_WORK REQUIRED_.
Images are not part of the copy; write out the rest of the data exactly as given.

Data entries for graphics

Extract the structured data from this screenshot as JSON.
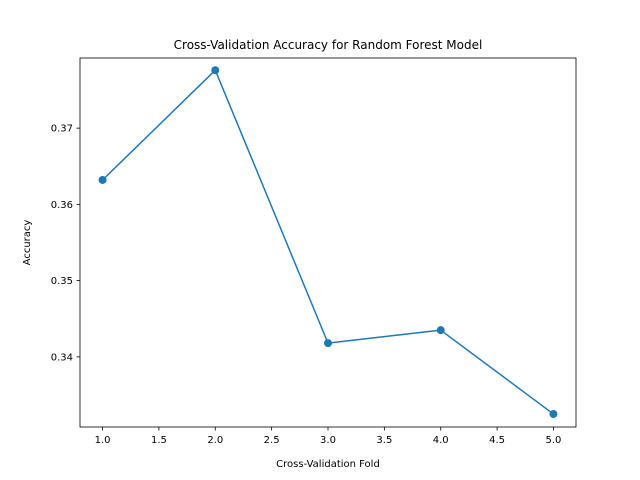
{
  "chart_data": {
    "type": "line",
    "title": "Cross-Validation Accuracy for Random Forest Model",
    "xlabel": "Cross-Validation Fold",
    "ylabel": "Accuracy",
    "xlim": [
      0.8,
      5.2
    ],
    "ylim": [
      0.3308,
      0.3792
    ],
    "x_ticks": [
      1.0,
      1.5,
      2.0,
      2.5,
      3.0,
      3.5,
      4.0,
      4.5,
      5.0
    ],
    "x_tick_labels": [
      "1.0",
      "1.5",
      "2.0",
      "2.5",
      "3.0",
      "3.5",
      "4.0",
      "4.5",
      "5.0"
    ],
    "y_ticks": [
      0.34,
      0.35,
      0.36,
      0.37
    ],
    "y_tick_labels": [
      "0.34",
      "0.35",
      "0.36",
      "0.37"
    ],
    "grid": false,
    "legend": "none",
    "series": [
      {
        "color": "#1f77b4",
        "marker": "circle",
        "x": [
          1,
          2,
          3,
          4,
          5
        ],
        "values": [
          0.3632,
          0.3776,
          0.3418,
          0.3435,
          0.3325
        ]
      }
    ]
  }
}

_RESULT OF THE EXERCISE_.
Extract the structured data from this screenshot as JSON.
{
  "chart_data": {
    "type": "line",
    "title": "Cross-Validation Accuracy for Random Forest Model",
    "xlabel": "Cross-Validation Fold",
    "ylabel": "Accuracy",
    "xlim": [
      0.8,
      5.2
    ],
    "ylim": [
      0.3308,
      0.3792
    ],
    "x_ticks": [
      1.0,
      1.5,
      2.0,
      2.5,
      3.0,
      3.5,
      4.0,
      4.5,
      5.0
    ],
    "x_tick_labels": [
      "1.0",
      "1.5",
      "2.0",
      "2.5",
      "3.0",
      "3.5",
      "4.0",
      "4.5",
      "5.0"
    ],
    "y_ticks": [
      0.34,
      0.35,
      0.36,
      0.37
    ],
    "y_tick_labels": [
      "0.34",
      "0.35",
      "0.36",
      "0.37"
    ],
    "grid": false,
    "legend": "none",
    "series": [
      {
        "color": "#1f77b4",
        "marker": "circle",
        "x": [
          1,
          2,
          3,
          4,
          5
        ],
        "values": [
          0.3632,
          0.3776,
          0.3418,
          0.3435,
          0.3325
        ]
      }
    ]
  }
}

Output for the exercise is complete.